Report every line of the records below that contains the string "Segment", matching case exactly.

****************

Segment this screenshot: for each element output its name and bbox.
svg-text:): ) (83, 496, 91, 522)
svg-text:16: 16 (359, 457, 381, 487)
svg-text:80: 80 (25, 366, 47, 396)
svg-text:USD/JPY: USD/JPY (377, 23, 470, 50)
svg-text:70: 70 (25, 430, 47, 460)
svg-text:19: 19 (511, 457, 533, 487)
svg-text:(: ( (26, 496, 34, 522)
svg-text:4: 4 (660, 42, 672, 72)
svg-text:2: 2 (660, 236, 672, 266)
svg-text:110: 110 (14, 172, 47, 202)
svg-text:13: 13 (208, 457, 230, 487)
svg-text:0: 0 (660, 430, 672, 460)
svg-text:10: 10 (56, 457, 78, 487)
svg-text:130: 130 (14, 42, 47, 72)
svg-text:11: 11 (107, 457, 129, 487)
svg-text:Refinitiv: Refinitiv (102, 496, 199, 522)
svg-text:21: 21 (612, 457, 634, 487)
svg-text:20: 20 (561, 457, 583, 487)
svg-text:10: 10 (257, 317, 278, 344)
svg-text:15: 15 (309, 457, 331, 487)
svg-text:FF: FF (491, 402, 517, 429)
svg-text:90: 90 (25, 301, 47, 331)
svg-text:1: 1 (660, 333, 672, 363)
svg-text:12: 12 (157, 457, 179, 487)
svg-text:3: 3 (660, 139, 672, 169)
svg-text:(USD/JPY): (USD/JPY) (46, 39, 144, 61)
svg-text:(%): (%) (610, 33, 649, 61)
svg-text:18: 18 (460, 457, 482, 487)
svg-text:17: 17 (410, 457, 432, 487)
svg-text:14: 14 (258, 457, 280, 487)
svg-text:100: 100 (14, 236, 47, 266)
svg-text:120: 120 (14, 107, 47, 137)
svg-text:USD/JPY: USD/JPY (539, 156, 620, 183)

****************

▶ _Output of the task_
Segment this screenshot: for each element output its name and bbox.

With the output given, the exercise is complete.